### Exercise inputs:
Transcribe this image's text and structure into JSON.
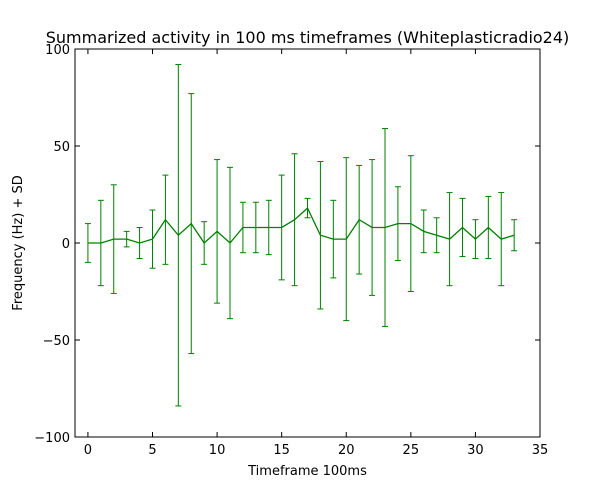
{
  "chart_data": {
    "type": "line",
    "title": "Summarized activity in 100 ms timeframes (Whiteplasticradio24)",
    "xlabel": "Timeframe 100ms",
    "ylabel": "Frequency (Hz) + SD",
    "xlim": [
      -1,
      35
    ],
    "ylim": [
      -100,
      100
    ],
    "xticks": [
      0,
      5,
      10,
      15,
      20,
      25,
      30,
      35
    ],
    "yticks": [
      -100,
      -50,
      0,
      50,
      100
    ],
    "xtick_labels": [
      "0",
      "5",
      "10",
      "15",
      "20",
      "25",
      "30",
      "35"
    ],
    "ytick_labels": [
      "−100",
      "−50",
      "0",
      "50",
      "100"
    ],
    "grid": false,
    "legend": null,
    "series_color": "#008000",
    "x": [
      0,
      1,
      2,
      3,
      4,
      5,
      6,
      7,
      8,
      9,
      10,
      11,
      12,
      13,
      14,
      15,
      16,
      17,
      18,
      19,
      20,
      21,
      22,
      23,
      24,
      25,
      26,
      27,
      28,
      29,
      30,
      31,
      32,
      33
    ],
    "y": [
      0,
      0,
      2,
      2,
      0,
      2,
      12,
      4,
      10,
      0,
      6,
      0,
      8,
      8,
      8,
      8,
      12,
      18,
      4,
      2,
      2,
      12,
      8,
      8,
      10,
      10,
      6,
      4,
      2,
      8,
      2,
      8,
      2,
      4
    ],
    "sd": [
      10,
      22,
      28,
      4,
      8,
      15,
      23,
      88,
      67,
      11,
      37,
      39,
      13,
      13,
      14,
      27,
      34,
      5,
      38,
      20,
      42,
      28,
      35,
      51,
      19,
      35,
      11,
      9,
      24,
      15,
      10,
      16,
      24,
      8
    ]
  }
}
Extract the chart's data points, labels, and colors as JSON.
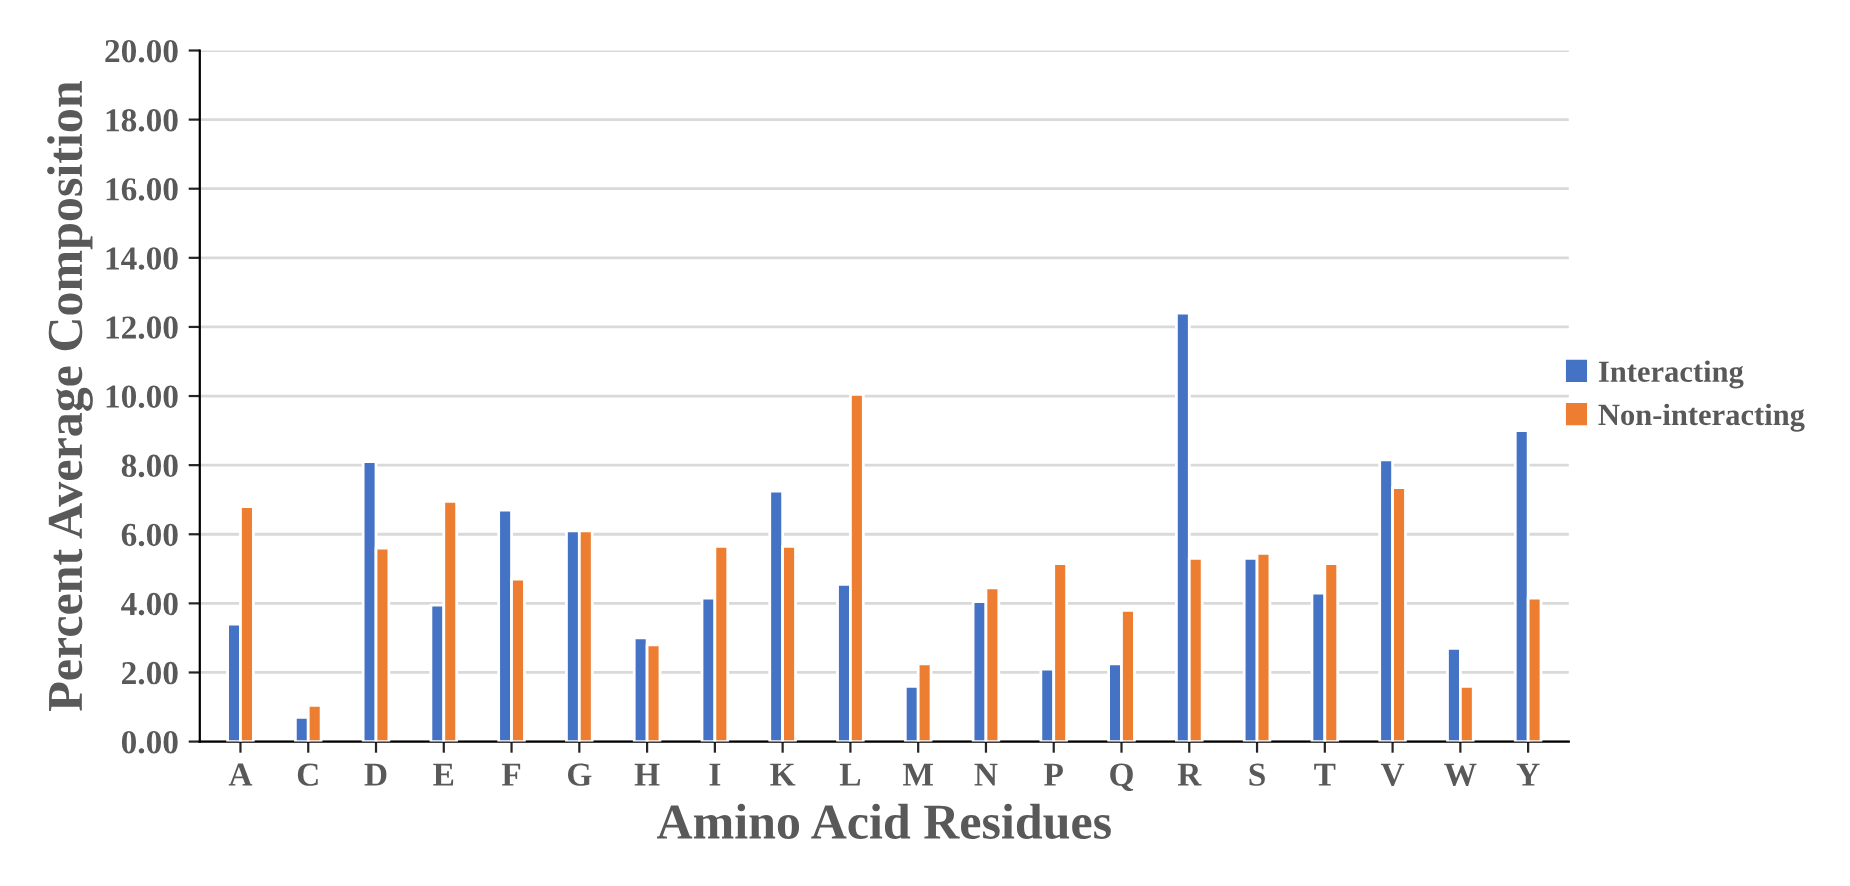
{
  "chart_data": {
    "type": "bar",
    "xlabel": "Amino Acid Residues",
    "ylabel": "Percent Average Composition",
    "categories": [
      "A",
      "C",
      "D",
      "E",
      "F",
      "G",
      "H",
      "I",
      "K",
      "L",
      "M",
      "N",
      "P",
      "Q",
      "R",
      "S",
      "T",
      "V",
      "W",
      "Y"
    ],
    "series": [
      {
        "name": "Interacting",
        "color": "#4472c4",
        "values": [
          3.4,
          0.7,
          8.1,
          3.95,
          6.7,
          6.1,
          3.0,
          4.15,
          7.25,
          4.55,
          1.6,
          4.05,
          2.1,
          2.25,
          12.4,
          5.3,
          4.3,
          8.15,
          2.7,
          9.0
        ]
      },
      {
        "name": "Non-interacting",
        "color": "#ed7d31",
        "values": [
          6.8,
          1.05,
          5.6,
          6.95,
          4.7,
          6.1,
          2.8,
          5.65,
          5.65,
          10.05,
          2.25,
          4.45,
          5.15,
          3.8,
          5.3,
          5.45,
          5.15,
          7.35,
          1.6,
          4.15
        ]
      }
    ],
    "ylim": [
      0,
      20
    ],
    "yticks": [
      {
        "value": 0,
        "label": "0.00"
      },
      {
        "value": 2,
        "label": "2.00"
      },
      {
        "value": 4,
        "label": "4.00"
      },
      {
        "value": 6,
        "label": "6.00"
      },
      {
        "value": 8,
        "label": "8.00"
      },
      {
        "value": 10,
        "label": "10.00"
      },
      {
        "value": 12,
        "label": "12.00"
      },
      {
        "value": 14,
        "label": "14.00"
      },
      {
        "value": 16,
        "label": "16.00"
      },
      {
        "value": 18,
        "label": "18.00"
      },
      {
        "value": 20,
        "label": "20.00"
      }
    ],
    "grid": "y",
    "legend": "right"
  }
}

### What this task involves:
Reproduce each line of the records exactly, and omit every picture.

### Exercise response:
Transcribe this image's text and structure into JSON.
{
  "chart_data": {
    "type": "line",
    "title": "Summarized activity in 100 ms timeframes (Whiteplasticradio24)",
    "xlabel": "Timeframe 100ms",
    "ylabel": "Frequency (Hz) + SD",
    "xlim": [
      -1,
      35
    ],
    "ylim": [
      -100,
      100
    ],
    "xticks": [
      0,
      5,
      10,
      15,
      20,
      25,
      30,
      35
    ],
    "yticks": [
      -100,
      -50,
      0,
      50,
      100
    ],
    "xtick_labels": [
      "0",
      "5",
      "10",
      "15",
      "20",
      "25",
      "30",
      "35"
    ],
    "ytick_labels": [
      "−100",
      "−50",
      "0",
      "50",
      "100"
    ],
    "grid": false,
    "legend": null,
    "series_color": "#008000",
    "x": [
      0,
      1,
      2,
      3,
      4,
      5,
      6,
      7,
      8,
      9,
      10,
      11,
      12,
      13,
      14,
      15,
      16,
      17,
      18,
      19,
      20,
      21,
      22,
      23,
      24,
      25,
      26,
      27,
      28,
      29,
      30,
      31,
      32,
      33
    ],
    "y": [
      0,
      0,
      2,
      2,
      0,
      2,
      12,
      4,
      10,
      0,
      6,
      0,
      8,
      8,
      8,
      8,
      12,
      18,
      4,
      2,
      2,
      12,
      8,
      8,
      10,
      10,
      6,
      4,
      2,
      8,
      2,
      8,
      2,
      4
    ],
    "sd": [
      10,
      22,
      28,
      4,
      8,
      15,
      23,
      88,
      67,
      11,
      37,
      39,
      13,
      13,
      14,
      27,
      34,
      5,
      38,
      20,
      42,
      28,
      35,
      51,
      19,
      35,
      11,
      9,
      24,
      15,
      10,
      16,
      24,
      8
    ]
  }
}
Extract the chart's data points, labels, and colors as JSON.
{
  "chart_data": {
    "type": "bar",
    "xlabel": "Amino Acid Residues",
    "ylabel": "Percent Average Composition",
    "categories": [
      "A",
      "C",
      "D",
      "E",
      "F",
      "G",
      "H",
      "I",
      "K",
      "L",
      "M",
      "N",
      "P",
      "Q",
      "R",
      "S",
      "T",
      "V",
      "W",
      "Y"
    ],
    "series": [
      {
        "name": "Interacting",
        "color": "#4472c4",
        "values": [
          3.4,
          0.7,
          8.1,
          3.95,
          6.7,
          6.1,
          3.0,
          4.15,
          7.25,
          4.55,
          1.6,
          4.05,
          2.1,
          2.25,
          12.4,
          5.3,
          4.3,
          8.15,
          2.7,
          9.0
        ]
      },
      {
        "name": "Non-interacting",
        "color": "#ed7d31",
        "values": [
          6.8,
          1.05,
          5.6,
          6.95,
          4.7,
          6.1,
          2.8,
          5.65,
          5.65,
          10.05,
          2.25,
          4.45,
          5.15,
          3.8,
          5.3,
          5.45,
          5.15,
          7.35,
          1.6,
          4.15
        ]
      }
    ],
    "ylim": [
      0,
      20
    ],
    "yticks": [
      {
        "value": 0,
        "label": "0.00"
      },
      {
        "value": 2,
        "label": "2.00"
      },
      {
        "value": 4,
        "label": "4.00"
      },
      {
        "value": 6,
        "label": "6.00"
      },
      {
        "value": 8,
        "label": "8.00"
      },
      {
        "value": 10,
        "label": "10.00"
      },
      {
        "value": 12,
        "label": "12.00"
      },
      {
        "value": 14,
        "label": "14.00"
      },
      {
        "value": 16,
        "label": "16.00"
      },
      {
        "value": 18,
        "label": "18.00"
      },
      {
        "value": 20,
        "label": "20.00"
      }
    ],
    "grid": "y",
    "legend": "right"
  }
}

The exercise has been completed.